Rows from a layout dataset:
□ □ □ □ □
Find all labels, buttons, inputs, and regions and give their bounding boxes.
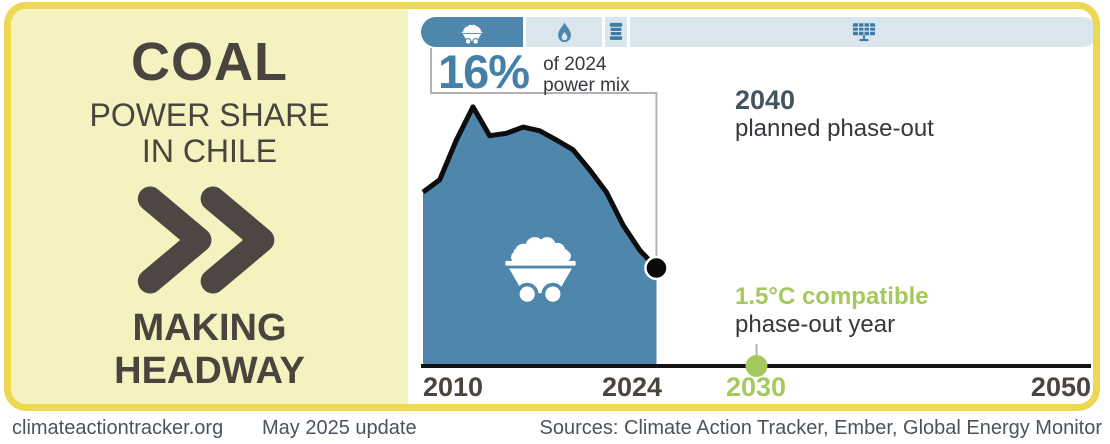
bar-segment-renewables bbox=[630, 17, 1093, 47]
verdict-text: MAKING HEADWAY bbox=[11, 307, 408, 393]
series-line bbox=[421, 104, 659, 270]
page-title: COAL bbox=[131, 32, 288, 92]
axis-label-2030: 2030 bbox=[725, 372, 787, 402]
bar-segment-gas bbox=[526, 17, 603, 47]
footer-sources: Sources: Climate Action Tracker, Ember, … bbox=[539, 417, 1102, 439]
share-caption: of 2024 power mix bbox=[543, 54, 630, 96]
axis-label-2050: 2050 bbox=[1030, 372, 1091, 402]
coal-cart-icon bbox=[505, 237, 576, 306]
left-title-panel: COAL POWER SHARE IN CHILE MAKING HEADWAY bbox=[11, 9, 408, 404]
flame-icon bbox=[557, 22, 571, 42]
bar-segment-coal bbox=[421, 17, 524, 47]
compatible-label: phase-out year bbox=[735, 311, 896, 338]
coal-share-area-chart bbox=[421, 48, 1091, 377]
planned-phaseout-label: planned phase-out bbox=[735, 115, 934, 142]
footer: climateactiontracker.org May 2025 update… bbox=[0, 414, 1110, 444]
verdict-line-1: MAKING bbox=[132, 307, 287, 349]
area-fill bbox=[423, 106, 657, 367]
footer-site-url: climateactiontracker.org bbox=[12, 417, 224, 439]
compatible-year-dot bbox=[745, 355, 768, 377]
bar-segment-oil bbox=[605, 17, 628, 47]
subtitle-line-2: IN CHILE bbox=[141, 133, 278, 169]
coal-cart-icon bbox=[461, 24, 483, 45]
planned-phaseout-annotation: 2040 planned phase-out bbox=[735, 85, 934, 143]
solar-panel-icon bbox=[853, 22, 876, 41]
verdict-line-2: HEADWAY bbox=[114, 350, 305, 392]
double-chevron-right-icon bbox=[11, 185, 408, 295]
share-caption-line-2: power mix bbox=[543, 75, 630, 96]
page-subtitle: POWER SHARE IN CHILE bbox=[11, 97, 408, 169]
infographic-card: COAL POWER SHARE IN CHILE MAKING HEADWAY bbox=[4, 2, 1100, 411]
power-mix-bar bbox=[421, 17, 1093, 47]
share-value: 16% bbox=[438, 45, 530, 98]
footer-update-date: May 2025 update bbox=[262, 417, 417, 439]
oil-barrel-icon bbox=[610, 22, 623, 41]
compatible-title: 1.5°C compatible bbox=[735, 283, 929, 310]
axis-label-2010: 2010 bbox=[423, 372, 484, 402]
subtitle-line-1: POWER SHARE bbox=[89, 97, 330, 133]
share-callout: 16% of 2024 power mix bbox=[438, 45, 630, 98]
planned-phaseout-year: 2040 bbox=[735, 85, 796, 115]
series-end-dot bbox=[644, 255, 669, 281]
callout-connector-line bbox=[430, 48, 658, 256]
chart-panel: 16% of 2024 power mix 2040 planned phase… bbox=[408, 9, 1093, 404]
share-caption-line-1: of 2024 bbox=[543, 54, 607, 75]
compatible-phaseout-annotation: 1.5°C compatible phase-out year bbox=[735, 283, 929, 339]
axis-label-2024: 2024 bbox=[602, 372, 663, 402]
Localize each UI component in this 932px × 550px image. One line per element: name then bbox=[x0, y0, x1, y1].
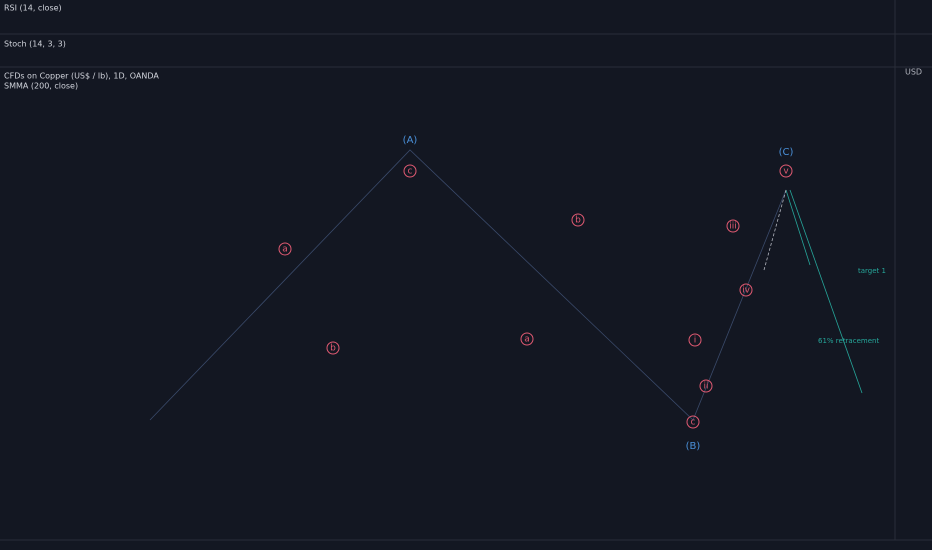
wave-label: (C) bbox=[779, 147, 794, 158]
□ □ □ □ □
PROBLEM DESCRIPTION:
Reproduce the lines above word for word, omitting the pictures.

ANSWER TO THE PROBLEM:
Find all labels, buttons, inputs, and regions and give their bounding boxes.
bar-segment-renewables bbox=[630, 17, 1093, 47]
verdict-text: MAKING HEADWAY bbox=[11, 307, 408, 393]
series-line bbox=[421, 104, 659, 270]
page-title: COAL bbox=[131, 32, 288, 92]
axis-label-2030: 2030 bbox=[725, 372, 787, 402]
bar-segment-gas bbox=[526, 17, 603, 47]
footer-sources: Sources: Climate Action Tracker, Ember, … bbox=[539, 417, 1102, 439]
share-caption: of 2024 power mix bbox=[543, 54, 630, 96]
axis-label-2050: 2050 bbox=[1030, 372, 1091, 402]
coal-cart-icon bbox=[505, 237, 576, 306]
left-title-panel: COAL POWER SHARE IN CHILE MAKING HEADWAY bbox=[11, 9, 408, 404]
flame-icon bbox=[557, 22, 571, 42]
bar-segment-coal bbox=[421, 17, 524, 47]
compatible-label: phase-out year bbox=[735, 311, 896, 338]
coal-share-area-chart bbox=[421, 48, 1091, 377]
planned-phaseout-label: planned phase-out bbox=[735, 115, 934, 142]
footer: climateactiontracker.org May 2025 update… bbox=[0, 414, 1110, 444]
verdict-line-1: MAKING bbox=[132, 307, 287, 349]
area-fill bbox=[423, 106, 657, 367]
footer-site-url: climateactiontracker.org bbox=[12, 417, 224, 439]
compatible-year-dot bbox=[745, 355, 768, 377]
bar-segment-oil bbox=[605, 17, 628, 47]
subtitle-line-2: IN CHILE bbox=[141, 133, 278, 169]
coal-cart-icon bbox=[461, 24, 483, 45]
planned-phaseout-annotation: 2040 planned phase-out bbox=[735, 85, 934, 143]
solar-panel-icon bbox=[853, 22, 876, 41]
verdict-line-2: HEADWAY bbox=[114, 350, 305, 392]
double-chevron-right-icon bbox=[11, 185, 408, 295]
share-caption-line-2: power mix bbox=[543, 75, 630, 96]
page-subtitle: POWER SHARE IN CHILE bbox=[11, 97, 408, 169]
infographic-card: COAL POWER SHARE IN CHILE MAKING HEADWAY bbox=[4, 2, 1100, 411]
power-mix-bar bbox=[421, 17, 1093, 47]
share-value: 16% bbox=[438, 45, 530, 98]
footer-update-date: May 2025 update bbox=[262, 417, 417, 439]
oil-barrel-icon bbox=[610, 22, 623, 41]
compatible-title: 1.5°C compatible bbox=[735, 283, 929, 310]
axis-label-2010: 2010 bbox=[423, 372, 484, 402]
subtitle-line-1: POWER SHARE bbox=[89, 97, 330, 133]
share-callout: 16% of 2024 power mix bbox=[438, 45, 630, 98]
planned-phaseout-year: 2040 bbox=[735, 85, 796, 115]
series-end-dot bbox=[644, 255, 669, 281]
callout-connector-line bbox=[430, 48, 658, 256]
chart-panel: 16% of 2024 power mix 2040 planned phase… bbox=[408, 9, 1093, 404]
share-caption-line-1: of 2024 bbox=[543, 54, 607, 75]
compatible-phaseout-annotation: 1.5°C compatible phase-out year bbox=[735, 283, 929, 339]
axis-label-2024: 2024 bbox=[602, 372, 663, 402]
Localize each UI component in this 932px × 550px image. One line per element: name then bbox=[x0, y0, x1, y1].
wave-label: (C) bbox=[779, 147, 794, 158]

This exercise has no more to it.